:: Aim ::
Where a line contains the word "values", copy that line.

:: Records supplied ::
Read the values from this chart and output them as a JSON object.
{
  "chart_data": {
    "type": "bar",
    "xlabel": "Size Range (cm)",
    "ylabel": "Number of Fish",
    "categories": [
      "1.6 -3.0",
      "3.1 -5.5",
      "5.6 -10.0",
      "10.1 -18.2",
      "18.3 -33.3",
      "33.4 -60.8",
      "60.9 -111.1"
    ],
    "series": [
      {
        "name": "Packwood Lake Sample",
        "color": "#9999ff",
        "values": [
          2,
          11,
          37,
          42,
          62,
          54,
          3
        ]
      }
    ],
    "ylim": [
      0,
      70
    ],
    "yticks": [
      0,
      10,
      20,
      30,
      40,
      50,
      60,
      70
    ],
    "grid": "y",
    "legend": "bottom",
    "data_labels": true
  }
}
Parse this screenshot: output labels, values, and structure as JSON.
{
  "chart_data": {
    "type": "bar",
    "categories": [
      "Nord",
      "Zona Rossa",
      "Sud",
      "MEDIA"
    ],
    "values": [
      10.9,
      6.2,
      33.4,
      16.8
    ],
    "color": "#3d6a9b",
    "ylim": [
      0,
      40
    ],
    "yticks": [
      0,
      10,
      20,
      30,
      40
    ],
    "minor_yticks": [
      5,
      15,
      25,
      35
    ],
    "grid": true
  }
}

:: Exercise output ::
Read the values from this chart and output them as a JSON object.
        "values": [
Parse this screenshot: output labels, values, and structure as JSON.
    "values": [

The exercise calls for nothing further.